Extracted data entries -
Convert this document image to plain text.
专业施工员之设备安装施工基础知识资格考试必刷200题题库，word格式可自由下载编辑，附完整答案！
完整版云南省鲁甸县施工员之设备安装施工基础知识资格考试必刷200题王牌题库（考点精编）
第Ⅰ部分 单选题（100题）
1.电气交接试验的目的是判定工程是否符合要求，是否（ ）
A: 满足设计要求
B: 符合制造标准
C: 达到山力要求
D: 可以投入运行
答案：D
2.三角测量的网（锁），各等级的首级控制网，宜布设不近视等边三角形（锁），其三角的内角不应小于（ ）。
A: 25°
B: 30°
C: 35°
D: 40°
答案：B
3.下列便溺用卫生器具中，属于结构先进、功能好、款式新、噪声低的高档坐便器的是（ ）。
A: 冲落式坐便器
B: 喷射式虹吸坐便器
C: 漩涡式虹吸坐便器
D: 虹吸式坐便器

What is asked - Copy every record exactly as presented.

Written reply -
Convert this document image to plain text.
专业施工员之设备安装施工基础知识资格考试必刷200题题库，word格式可自由下载编辑，附完整答案！
完整版云南省鲁甸县施工员之设备安装施工基础知识资格考试必刷200题王牌题库（考点精编）
第Ⅰ部分 单选题（100题）
1.电气交接试验的目的是判定工程是否符合要求，是否（ ）
A: 满足设计要求
B: 符合制造标准
C: 达到山力要求
D: 可以投入运行
答案：D
2.三角测量的网（锁），各等级的首级控制网，宜布设不近视等边三角形（锁），其三角的内角不应小于（ ）。
A: 25°
B: 30°
C: 35°
D: 40°
答案：B
3.下列便溺用卫生器具中，属于结构先进、功能好、款式新、噪声低的高档坐便器的是（ ）。
A: 冲落式坐便器
B: 喷射式虹吸坐便器
C: 漩涡式虹吸坐便器
D: 虹吸式坐便器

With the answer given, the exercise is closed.